§ **To do**
Print the entries below in their entirety, exactly as they are written.

--- START OF Data to process ---

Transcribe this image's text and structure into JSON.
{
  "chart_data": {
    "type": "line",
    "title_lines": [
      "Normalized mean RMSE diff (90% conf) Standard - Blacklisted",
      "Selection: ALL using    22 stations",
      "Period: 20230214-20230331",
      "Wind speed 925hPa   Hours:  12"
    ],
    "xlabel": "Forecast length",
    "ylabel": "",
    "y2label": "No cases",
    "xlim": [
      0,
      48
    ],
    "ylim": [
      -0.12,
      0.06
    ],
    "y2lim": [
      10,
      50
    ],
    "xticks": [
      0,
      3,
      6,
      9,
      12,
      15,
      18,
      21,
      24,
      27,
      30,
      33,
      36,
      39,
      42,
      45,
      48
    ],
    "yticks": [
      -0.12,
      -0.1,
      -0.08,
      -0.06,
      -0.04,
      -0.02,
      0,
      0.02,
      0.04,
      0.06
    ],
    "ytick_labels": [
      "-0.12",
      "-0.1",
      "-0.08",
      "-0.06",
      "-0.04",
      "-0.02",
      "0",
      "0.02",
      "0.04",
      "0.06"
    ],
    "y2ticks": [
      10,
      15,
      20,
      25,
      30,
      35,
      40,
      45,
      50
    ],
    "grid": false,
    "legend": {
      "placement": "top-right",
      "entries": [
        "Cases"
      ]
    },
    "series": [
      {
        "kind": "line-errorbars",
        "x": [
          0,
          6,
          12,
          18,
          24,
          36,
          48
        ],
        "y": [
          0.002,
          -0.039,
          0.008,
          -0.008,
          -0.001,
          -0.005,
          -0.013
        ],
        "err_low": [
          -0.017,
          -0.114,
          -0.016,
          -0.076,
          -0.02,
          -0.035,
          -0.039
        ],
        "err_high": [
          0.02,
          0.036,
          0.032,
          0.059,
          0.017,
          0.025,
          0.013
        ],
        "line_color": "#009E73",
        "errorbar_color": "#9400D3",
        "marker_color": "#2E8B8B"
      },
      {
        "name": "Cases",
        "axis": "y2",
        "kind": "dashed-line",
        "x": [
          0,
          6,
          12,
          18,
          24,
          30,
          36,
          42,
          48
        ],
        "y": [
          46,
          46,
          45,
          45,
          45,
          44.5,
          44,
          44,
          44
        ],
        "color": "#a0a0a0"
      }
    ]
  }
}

--- END OF Data to process ---

§ **Answer in full**
Transcribe this image's text and structure into JSON.
{
  "chart_data": {
    "type": "line",
    "title_lines": [
      "Normalized mean RMSE diff (90% conf) Standard - Blacklisted",
      "Selection: ALL using    22 stations",
      "Period: 20230214-20230331",
      "Wind speed 925hPa   Hours:  12"
    ],
    "xlabel": "Forecast length",
    "ylabel": "",
    "y2label": "No cases",
    "xlim": [
      0,
      48
    ],
    "ylim": [
      -0.12,
      0.06
    ],
    "y2lim": [
      10,
      50
    ],
    "xticks": [
      0,
      3,
      6,
      9,
      12,
      15,
      18,
      21,
      24,
      27,
      30,
      33,
      36,
      39,
      42,
      45,
      48
    ],
    "yticks": [
      -0.12,
      -0.1,
      -0.08,
      -0.06,
      -0.04,
      -0.02,
      0,
      0.02,
      0.04,
      0.06
    ],
    "ytick_labels": [
      "-0.12",
      "-0.1",
      "-0.08",
      "-0.06",
      "-0.04",
      "-0.02",
      "0",
      "0.02",
      "0.04",
      "0.06"
    ],
    "y2ticks": [
      10,
      15,
      20,
      25,
      30,
      35,
      40,
      45,
      50
    ],
    "grid": false,
    "legend": {
      "placement": "top-right",
      "entries": [
        "Cases"
      ]
    },
    "series": [
      {
        "kind": "line-errorbars",
        "x": [
          0,
          6,
          12,
          18,
          24,
          36,
          48
        ],
        "y": [
          0.002,
          -0.039,
          0.008,
          -0.008,
          -0.001,
          -0.005,
          -0.013
        ],
        "err_low": [
          -0.017,
          -0.114,
          -0.016,
          -0.076,
          -0.02,
          -0.035,
          -0.039
        ],
        "err_high": [
          0.02,
          0.036,
          0.032,
          0.059,
          0.017,
          0.025,
          0.013
        ],
        "line_color": "#009E73",
        "errorbar_color": "#9400D3",
        "marker_color": "#2E8B8B"
      },
      {
        "name": "Cases",
        "axis": "y2",
        "kind": "dashed-line",
        "x": [
          0,
          6,
          12,
          18,
          24,
          30,
          36,
          42,
          48
        ],
        "y": [
          46,
          46,
          45,
          45,
          45,
          44.5,
          44,
          44,
          44
        ],
        "color": "#a0a0a0"
      }
    ]
  }
}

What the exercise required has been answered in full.